### YOUR TASK
Revise the records below so that "scan-artifact" becomes "scan-speck" wherever it occurs, leaving every other character unchanged.

Boxed element entries
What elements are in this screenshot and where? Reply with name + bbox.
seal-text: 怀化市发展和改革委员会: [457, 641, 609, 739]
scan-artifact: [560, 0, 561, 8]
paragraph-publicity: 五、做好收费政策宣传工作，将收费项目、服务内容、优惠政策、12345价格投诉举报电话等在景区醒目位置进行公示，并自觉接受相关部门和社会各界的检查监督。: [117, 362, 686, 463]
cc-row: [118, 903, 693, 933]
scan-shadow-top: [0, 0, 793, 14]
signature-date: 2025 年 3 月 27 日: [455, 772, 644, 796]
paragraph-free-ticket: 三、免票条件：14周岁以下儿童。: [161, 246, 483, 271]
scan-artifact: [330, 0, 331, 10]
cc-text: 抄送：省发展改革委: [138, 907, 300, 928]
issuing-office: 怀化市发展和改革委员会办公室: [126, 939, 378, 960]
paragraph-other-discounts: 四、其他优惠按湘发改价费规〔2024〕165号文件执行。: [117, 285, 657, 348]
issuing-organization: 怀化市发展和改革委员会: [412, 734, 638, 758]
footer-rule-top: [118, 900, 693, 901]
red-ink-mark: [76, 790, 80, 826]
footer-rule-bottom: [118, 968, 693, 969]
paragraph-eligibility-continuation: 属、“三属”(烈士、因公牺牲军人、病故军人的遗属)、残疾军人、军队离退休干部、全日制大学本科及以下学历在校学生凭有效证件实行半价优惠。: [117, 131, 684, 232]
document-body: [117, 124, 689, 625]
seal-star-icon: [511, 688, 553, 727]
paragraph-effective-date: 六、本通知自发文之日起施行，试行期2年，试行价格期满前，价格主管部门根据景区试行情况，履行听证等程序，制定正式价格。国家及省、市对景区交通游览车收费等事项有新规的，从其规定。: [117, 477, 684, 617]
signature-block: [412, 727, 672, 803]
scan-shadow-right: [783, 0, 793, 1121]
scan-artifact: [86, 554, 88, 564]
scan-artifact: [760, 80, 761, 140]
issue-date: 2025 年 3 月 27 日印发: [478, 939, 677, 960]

### FINAL RESULT
What elements are in this screenshot and where? Reply with name + bbox.
seal-text: 怀化市发展和改革委员会: [457, 641, 609, 739]
scan-speck: [560, 0, 561, 8]
paragraph-publicity: 五、做好收费政策宣传工作，将收费项目、服务内容、优惠政策、12345价格投诉举报电话等在景区醒目位置进行公示，并自觉接受相关部门和社会各界的检查监督。: [117, 362, 686, 463]
cc-row: [118, 903, 693, 933]
scan-shadow-top: [0, 0, 793, 14]
signature-date: 2025 年 3 月 27 日: [455, 772, 644, 796]
paragraph-free-ticket: 三、免票条件：14周岁以下儿童。: [161, 246, 483, 271]
scan-speck: [330, 0, 331, 10]
cc-text: 抄送：省发展改革委: [138, 907, 300, 928]
issuing-office: 怀化市发展和改革委员会办公室: [126, 939, 378, 960]
paragraph-other-discounts: 四、其他优惠按湘发改价费规〔2024〕165号文件执行。: [117, 285, 657, 348]
issuing-organization: 怀化市发展和改革委员会: [412, 734, 638, 758]
footer-rule-top: [118, 900, 693, 901]
red-ink-mark: [76, 790, 80, 826]
footer-rule-bottom: [118, 968, 693, 969]
paragraph-eligibility-continuation: 属、“三属”(烈士、因公牺牲军人、病故军人的遗属)、残疾军人、军队离退休干部、全日制大学本科及以下学历在校学生凭有效证件实行半价优惠。: [117, 131, 684, 232]
document-body: [117, 124, 689, 625]
seal-star-icon: [511, 688, 553, 727]
paragraph-effective-date: 六、本通知自发文之日起施行，试行期2年，试行价格期满前，价格主管部门根据景区试行情况，履行听证等程序，制定正式价格。国家及省、市对景区交通游览车收费等事项有新规的，从其规定。: [117, 477, 684, 617]
signature-block: [412, 727, 672, 803]
scan-shadow-right: [783, 0, 793, 1121]
scan-speck: [86, 554, 88, 564]
scan-speck: [760, 80, 761, 140]
issue-date: 2025 年 3 月 27 日印发: [478, 939, 677, 960]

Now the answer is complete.